With this new information, it was a fairly simple job to turn the
servo around so that the output arm was now at the far end (ie away from the
engine). This brought it directly in line with the pitch servo arm above,
necessitating a little bit more trimming of servo arms for clearance. A small
amount of adjustment provided the correct range of movement, albeit in the
wrong direction. With the servo now turned round, it was no longer possible to
attach the control rod to the bottom of the servo output arm as the main frame
would get in the way (in fact there is much more clearance this way round than
there is in the 'conventional' layout - the instructions even point out that
you may have to bend the control rod slightly in the standard layout). You may
think, as a result of this, "Why didn't they design it this way round in the
first place?" Simple, up to now ALL the servos opperate in the 'posative'
sense, and only due to this 'non-standard' modification, was there any need to
have a servo reversing funtion. This is a piece of cake with a flashy radio -
just press a few buttons in the correct sequence, and hey presto - we now have
a propely funtioning throttle/pitch mix.
Step 11 - Connection of 'rudder' control.

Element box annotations
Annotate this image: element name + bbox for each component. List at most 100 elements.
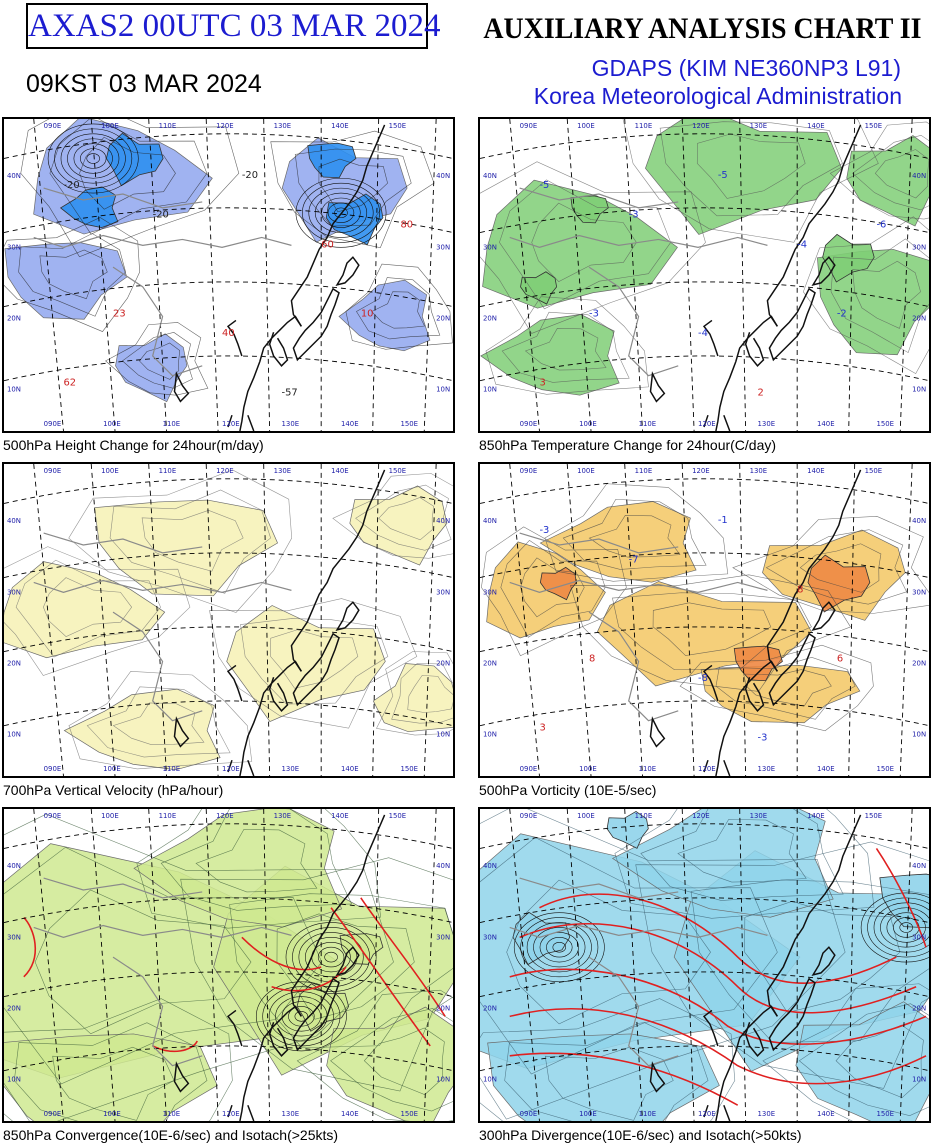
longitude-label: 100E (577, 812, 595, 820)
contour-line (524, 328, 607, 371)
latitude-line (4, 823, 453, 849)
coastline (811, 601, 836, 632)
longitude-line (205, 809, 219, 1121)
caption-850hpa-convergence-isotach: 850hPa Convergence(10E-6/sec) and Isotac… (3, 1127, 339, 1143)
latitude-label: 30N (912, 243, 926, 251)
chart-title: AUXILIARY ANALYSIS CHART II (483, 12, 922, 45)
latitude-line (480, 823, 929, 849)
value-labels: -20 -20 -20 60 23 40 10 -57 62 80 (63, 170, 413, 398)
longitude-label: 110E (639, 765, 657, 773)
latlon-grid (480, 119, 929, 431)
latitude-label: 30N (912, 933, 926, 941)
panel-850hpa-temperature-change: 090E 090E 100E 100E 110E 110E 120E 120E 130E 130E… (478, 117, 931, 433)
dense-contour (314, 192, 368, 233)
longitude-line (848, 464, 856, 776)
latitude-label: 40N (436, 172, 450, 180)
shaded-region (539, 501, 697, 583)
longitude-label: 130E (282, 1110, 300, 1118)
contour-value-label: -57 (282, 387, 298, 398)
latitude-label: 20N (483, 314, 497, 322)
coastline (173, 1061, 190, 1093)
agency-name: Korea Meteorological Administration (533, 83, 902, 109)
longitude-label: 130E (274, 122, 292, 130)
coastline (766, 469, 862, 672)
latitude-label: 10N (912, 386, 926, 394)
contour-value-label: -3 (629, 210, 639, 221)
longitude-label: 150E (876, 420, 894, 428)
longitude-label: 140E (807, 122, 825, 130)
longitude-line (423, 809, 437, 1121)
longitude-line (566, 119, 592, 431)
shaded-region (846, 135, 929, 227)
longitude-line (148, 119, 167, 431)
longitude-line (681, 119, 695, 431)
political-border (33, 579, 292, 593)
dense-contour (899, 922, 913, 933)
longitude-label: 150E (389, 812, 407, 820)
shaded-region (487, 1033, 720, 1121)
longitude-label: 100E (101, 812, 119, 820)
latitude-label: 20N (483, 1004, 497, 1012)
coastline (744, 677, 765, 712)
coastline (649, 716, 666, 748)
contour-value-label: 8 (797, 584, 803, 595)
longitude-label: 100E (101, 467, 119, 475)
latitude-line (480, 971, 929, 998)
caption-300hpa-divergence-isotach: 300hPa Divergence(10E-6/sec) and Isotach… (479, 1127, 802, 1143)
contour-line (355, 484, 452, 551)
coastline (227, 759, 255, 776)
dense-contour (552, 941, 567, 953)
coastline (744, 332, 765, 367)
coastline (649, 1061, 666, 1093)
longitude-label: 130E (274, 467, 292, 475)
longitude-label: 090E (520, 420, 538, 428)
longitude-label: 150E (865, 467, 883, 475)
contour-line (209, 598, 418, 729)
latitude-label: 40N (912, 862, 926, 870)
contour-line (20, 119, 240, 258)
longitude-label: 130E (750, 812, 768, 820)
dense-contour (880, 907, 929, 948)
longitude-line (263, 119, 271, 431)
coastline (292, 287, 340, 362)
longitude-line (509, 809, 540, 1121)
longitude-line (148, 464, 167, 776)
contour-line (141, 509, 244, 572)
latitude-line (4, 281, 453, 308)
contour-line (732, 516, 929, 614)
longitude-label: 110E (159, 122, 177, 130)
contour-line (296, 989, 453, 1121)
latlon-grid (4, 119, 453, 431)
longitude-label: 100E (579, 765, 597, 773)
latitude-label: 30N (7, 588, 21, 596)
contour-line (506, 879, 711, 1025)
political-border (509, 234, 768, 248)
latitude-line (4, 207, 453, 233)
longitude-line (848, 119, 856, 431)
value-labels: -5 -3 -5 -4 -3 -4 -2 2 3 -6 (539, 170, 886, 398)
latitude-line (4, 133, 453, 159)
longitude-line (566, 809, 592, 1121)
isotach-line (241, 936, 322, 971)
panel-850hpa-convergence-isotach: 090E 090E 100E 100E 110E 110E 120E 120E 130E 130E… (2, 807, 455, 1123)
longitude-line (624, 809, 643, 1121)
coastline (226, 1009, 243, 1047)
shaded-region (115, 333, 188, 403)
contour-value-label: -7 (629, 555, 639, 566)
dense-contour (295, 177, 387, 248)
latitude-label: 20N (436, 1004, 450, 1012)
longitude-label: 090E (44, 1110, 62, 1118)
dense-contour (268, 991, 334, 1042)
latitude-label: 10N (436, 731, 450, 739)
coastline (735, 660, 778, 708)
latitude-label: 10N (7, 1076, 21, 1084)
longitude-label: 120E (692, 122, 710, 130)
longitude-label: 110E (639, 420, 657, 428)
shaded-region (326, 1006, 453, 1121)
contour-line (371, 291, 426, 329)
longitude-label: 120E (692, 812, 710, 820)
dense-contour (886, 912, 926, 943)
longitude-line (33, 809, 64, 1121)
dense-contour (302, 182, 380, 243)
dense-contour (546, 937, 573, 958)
--
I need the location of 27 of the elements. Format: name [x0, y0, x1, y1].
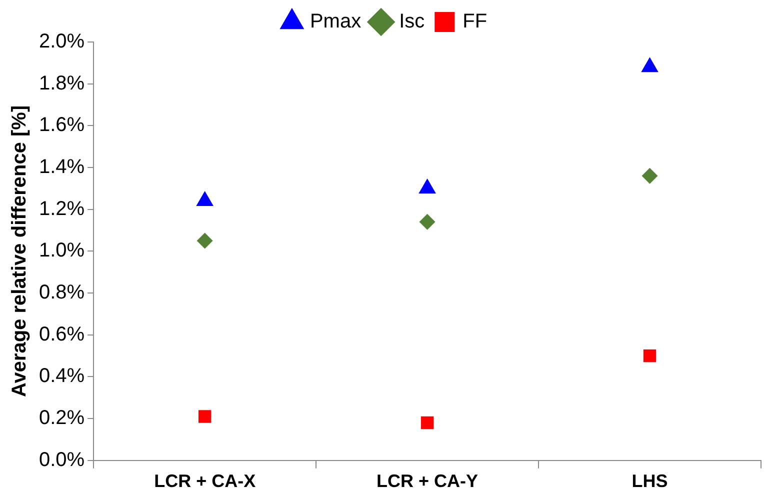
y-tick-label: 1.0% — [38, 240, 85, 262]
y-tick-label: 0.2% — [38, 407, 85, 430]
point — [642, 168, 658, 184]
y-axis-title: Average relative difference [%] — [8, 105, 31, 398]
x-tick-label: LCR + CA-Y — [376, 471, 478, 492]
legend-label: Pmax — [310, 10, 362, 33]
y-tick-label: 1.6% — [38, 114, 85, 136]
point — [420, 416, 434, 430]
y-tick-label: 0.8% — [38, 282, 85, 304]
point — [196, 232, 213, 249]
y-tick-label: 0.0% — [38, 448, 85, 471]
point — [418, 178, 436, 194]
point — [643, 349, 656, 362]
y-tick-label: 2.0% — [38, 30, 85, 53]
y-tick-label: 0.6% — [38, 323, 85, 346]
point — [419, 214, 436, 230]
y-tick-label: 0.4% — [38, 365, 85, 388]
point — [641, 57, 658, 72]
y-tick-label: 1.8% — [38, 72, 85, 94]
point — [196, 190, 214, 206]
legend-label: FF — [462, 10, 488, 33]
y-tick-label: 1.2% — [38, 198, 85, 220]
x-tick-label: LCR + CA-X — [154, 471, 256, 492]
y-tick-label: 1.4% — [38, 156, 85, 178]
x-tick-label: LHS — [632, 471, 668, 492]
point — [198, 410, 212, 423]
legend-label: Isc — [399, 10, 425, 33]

**EXERCISE OBJECTIVE:** Can you write what follows in the passage above about turning the throttle servo around, starting after its last line?

**WRITTEN REPLY:**
As I said earlier, I had elected to remove the tail boom during radio
installation to make the job a little easier (and I would strongly suggest
that anyone else do the same - apart from general ease, there is no chance of
accidently whacking the tail rotor on the edge of the table or knock over your
can of beer!!!), so the first thing I did was re-install it. Two minutes later
I had the servo rod through its hole in the side-frame, connected to the servo
(making sure that BOTH throttle AND rudder were set to neutral {like it says
in the book}!) and was fitting the 'off-set joint'. Let me see if I can
explain this control set-up :- A straight push-rod comes form the servo
output arm, extending past the drive gears through a guide hole in the side
frame and is terminated with a large ball joint connector set at an angle so
that the ball part (the whole actually) is stepped in towards the side frame
by about half an inch. This connects to the ball on the end of the snake
attached to the tail boom (described earlier) and forms the adjustment part of
the linkage (although you could also re-postion the ball-collet-thing on the
snake but you'd have to be careful not to foul the snake outer or retaining
slot). What this means is that you get a pretty straight linkage (past the
transfer gear) with a hand snap-on/off joint in the middle so that you can
remove the tail boom for transit or storage (or the dreaded repairs!). I
thought it was all pretty neat! Unfortunately this set-up does introduce a
certain amount of slack/sloppyness (the only bit there is I think!) to the
system, but not a lot and there is ample throw available (I think).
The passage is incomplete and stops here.